| Extracted material |
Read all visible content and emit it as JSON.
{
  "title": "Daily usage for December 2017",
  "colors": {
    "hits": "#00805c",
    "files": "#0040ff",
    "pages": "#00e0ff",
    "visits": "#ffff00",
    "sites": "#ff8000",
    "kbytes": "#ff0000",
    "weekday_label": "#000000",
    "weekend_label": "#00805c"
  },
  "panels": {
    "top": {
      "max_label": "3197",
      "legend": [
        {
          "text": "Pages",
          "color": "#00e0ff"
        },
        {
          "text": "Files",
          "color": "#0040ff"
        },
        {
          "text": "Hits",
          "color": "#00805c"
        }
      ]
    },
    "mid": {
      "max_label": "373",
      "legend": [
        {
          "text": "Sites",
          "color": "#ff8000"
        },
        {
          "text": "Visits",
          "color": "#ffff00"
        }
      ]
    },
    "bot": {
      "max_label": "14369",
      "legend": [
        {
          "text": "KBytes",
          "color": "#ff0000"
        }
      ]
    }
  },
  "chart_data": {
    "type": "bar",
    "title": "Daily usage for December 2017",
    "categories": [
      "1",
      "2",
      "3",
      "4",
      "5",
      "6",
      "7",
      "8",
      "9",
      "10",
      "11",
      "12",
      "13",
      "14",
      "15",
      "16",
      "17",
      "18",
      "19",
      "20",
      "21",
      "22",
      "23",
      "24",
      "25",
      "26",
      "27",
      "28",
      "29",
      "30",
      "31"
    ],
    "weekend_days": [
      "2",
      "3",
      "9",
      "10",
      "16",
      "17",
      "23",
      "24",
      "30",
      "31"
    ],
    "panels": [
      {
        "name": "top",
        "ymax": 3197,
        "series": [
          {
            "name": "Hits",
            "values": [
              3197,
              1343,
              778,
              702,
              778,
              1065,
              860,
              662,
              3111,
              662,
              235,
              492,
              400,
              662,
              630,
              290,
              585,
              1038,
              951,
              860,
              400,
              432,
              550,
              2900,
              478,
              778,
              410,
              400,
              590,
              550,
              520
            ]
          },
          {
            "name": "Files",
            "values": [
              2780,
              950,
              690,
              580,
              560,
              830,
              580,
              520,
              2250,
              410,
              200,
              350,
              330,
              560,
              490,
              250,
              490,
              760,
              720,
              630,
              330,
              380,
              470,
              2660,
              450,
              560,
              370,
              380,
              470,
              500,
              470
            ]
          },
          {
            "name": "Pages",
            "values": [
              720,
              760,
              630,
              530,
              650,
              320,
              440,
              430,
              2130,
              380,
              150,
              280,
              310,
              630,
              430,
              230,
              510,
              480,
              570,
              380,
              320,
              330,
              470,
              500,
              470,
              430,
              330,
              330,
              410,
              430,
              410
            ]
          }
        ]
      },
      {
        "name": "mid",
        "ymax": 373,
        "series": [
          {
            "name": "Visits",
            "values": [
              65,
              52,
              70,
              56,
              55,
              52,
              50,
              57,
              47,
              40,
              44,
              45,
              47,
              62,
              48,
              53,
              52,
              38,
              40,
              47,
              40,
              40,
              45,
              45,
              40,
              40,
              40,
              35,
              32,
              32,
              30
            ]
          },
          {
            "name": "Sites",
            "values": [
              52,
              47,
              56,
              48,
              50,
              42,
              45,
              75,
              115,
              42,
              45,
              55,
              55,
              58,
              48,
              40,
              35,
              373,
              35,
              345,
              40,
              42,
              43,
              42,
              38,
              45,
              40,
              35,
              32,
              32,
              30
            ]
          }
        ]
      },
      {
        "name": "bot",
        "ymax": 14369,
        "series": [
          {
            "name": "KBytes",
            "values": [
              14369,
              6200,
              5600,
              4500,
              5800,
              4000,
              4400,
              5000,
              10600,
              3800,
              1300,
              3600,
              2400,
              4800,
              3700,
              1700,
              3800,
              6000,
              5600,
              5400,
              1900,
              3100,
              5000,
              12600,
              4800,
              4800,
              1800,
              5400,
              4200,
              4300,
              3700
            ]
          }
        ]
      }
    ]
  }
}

| Exercise brief |
Each line of the material above must be retyped precisely.

| Task solution |
Read all visible content and emit it as JSON.
{
  "title": "Daily usage for December 2017",
  "colors": {
    "hits": "#00805c",
    "files": "#0040ff",
    "pages": "#00e0ff",
    "visits": "#ffff00",
    "sites": "#ff8000",
    "kbytes": "#ff0000",
    "weekday_label": "#000000",
    "weekend_label": "#00805c"
  },
  "panels": {
    "top": {
      "max_label": "3197",
      "legend": [
        {
          "text": "Pages",
          "color": "#00e0ff"
        },
        {
          "text": "Files",
          "color": "#0040ff"
        },
        {
          "text": "Hits",
          "color": "#00805c"
        }
      ]
    },
    "mid": {
      "max_label": "373",
      "legend": [
        {
          "text": "Sites",
          "color": "#ff8000"
        },
        {
          "text": "Visits",
          "color": "#ffff00"
        }
      ]
    },
    "bot": {
      "max_label": "14369",
      "legend": [
        {
          "text": "KBytes",
          "color": "#ff0000"
        }
      ]
    }
  },
  "chart_data": {
    "type": "bar",
    "title": "Daily usage for December 2017",
    "categories": [
      "1",
      "2",
      "3",
      "4",
      "5",
      "6",
      "7",
      "8",
      "9",
      "10",
      "11",
      "12",
      "13",
      "14",
      "15",
      "16",
      "17",
      "18",
      "19",
      "20",
      "21",
      "22",
      "23",
      "24",
      "25",
      "26",
      "27",
      "28",
      "29",
      "30",
      "31"
    ],
    "weekend_days": [
      "2",
      "3",
      "9",
      "10",
      "16",
      "17",
      "23",
      "24",
      "30",
      "31"
    ],
    "panels": [
      {
        "name": "top",
        "ymax": 3197,
        "series": [
          {
            "name": "Hits",
            "values": [
              3197,
              1343,
              778,
              702,
              778,
              1065,
              860,
              662,
              3111,
              662,
              235,
              492,
              400,
              662,
              630,
              290,
              585,
              1038,
              951,
              860,
              400,
              432,
              550,
              2900,
              478,
              778,
              410,
              400,
              590,
              550,
              520
            ]
          },
          {
            "name": "Files",
            "values": [
              2780,
              950,
              690,
              580,
              560,
              830,
              580,
              520,
              2250,
              410,
              200,
              350,
              330,
              560,
              490,
              250,
              490,
              760,
              720,
              630,
              330,
              380,
              470,
              2660,
              450,
              560,
              370,
              380,
              470,
              500,
              470
            ]
          },
          {
            "name": "Pages",
            "values": [
              720,
              760,
              630,
              530,
              650,
              320,
              440,
              430,
              2130,
              380,
              150,
              280,
              310,
              630,
              430,
              230,
              510,
              480,
              570,
              380,
              320,
              330,
              470,
              500,
              470,
              430,
              330,
              330,
              410,
              430,
              410
            ]
          }
        ]
      },
      {
        "name": "mid",
        "ymax": 373,
        "series": [
          {
            "name": "Visits",
            "values": [
              65,
              52,
              70,
              56,
              55,
              52,
              50,
              57,
              47,
              40,
              44,
              45,
              47,
              62,
              48,
              53,
              52,
              38,
              40,
              47,
              40,
              40,
              45,
              45,
              40,
              40,
              40,
              35,
              32,
              32,
              30
            ]
          },
          {
            "name": "Sites",
            "values": [
              52,
              47,
              56,
              48,
              50,
              42,
              45,
              75,
              115,
              42,
              45,
              55,
              55,
              58,
              48,
              40,
              35,
              373,
              35,
              345,
              40,
              42,
              43,
              42,
              38,
              45,
              40,
              35,
              32,
              32,
              30
            ]
          }
        ]
      },
      {
        "name": "bot",
        "ymax": 14369,
        "series": [
          {
            "name": "KBytes",
            "values": [
              14369,
              6200,
              5600,
              4500,
              5800,
              4000,
              4400,
              5000,
              10600,
              3800,
              1300,
              3600,
              2400,
              4800,
              3700,
              1700,
              3800,
              6000,
              5600,
              5400,
              1900,
              3100,
              5000,
              12600,
              4800,
              4800,
              1800,
              5400,
              4200,
              4300,
              3700
            ]
          }
        ]
      }
    ]
  }
}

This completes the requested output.